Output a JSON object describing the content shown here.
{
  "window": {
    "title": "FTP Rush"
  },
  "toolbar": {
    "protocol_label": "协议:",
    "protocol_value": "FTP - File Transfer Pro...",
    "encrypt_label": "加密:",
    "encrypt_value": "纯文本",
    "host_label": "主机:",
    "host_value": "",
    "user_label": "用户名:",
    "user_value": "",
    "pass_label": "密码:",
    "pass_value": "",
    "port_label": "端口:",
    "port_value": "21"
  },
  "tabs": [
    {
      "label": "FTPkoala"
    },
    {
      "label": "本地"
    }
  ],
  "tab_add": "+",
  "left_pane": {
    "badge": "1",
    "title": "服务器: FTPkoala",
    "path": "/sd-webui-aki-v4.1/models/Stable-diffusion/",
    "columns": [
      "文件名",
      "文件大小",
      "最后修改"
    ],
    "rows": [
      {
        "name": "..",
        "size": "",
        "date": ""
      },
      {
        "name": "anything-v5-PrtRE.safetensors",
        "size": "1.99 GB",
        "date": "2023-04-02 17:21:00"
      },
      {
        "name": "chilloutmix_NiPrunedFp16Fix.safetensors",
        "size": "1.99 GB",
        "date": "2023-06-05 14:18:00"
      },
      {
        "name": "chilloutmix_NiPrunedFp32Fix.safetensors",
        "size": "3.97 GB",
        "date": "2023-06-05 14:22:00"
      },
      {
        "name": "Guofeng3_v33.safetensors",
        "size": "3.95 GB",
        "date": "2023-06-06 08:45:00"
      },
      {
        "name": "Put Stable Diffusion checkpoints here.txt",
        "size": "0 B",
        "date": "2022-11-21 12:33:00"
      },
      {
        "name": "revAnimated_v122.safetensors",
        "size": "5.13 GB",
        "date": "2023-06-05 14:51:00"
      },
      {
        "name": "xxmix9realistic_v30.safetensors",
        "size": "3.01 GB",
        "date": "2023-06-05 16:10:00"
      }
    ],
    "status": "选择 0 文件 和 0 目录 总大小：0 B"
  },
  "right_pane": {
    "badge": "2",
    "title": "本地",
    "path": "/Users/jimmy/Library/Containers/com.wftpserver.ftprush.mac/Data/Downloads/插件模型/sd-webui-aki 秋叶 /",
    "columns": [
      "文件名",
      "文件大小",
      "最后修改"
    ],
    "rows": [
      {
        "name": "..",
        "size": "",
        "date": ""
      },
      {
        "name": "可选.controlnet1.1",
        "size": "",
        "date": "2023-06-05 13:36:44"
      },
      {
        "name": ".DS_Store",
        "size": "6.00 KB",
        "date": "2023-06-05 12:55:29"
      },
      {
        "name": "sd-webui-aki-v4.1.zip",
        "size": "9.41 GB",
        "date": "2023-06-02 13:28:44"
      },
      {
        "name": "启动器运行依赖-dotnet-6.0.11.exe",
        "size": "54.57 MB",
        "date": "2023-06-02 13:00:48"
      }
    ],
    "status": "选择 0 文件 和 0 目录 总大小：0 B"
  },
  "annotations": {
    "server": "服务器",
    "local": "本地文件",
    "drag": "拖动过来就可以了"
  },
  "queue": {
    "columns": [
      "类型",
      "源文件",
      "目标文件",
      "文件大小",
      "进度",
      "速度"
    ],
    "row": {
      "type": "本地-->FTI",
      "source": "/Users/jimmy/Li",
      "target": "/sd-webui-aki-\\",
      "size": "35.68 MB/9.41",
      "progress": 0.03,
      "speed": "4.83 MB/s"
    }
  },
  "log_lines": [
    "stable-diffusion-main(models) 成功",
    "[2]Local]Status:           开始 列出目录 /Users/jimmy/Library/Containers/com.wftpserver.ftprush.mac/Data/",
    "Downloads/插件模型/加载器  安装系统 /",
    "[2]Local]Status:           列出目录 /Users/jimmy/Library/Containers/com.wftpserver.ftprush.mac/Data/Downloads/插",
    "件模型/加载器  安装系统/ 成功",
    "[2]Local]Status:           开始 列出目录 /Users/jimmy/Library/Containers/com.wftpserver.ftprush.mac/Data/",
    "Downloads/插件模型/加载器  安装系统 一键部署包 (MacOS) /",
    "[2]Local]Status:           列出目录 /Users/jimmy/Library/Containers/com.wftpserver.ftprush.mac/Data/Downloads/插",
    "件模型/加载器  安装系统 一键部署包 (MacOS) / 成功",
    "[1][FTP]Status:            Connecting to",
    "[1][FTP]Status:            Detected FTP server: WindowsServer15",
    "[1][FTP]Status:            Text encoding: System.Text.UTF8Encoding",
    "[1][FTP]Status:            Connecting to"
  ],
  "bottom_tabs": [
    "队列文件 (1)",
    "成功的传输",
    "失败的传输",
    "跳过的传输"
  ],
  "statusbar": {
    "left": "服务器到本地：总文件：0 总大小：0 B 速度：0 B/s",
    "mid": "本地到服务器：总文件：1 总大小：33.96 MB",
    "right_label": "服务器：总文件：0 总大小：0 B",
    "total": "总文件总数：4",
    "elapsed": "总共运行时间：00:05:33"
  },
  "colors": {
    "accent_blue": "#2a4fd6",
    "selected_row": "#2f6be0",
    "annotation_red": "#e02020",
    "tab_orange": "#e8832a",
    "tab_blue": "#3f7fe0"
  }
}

--

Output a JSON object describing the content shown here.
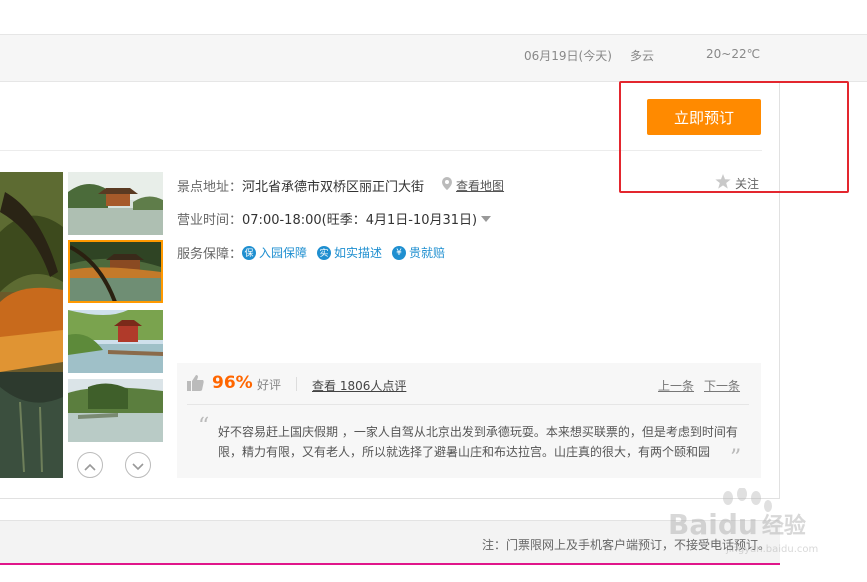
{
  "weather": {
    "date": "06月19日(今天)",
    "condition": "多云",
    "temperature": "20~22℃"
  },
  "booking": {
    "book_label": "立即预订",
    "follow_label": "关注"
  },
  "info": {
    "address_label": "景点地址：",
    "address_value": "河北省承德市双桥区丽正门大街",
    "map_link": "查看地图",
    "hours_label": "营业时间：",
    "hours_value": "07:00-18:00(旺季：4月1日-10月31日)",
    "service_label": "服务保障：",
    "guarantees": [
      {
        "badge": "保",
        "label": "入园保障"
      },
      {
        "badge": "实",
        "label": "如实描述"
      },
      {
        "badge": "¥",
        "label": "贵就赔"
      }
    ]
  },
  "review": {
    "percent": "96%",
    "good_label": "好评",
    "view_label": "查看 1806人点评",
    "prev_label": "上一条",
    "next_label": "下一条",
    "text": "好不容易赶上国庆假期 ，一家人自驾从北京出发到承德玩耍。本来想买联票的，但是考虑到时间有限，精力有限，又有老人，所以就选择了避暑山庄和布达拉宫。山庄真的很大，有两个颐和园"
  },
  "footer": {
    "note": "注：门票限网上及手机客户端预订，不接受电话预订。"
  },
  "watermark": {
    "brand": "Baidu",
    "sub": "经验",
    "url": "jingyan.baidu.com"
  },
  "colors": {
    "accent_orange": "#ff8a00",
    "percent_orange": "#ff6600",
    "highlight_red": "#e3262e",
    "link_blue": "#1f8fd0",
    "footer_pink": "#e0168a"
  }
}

- **Exercise**: Find the lines holding "path" and list every one.

- **Completed exercise**:
    "path": "/sd-webui-aki-v4.1/models/Stable-diffusion/",
    "path": "/Users/jimmy/Library/Containers/com.wftpserver.ftprush.mac/Data/Downloads/插件模型/sd-webui-aki 秋叶 /",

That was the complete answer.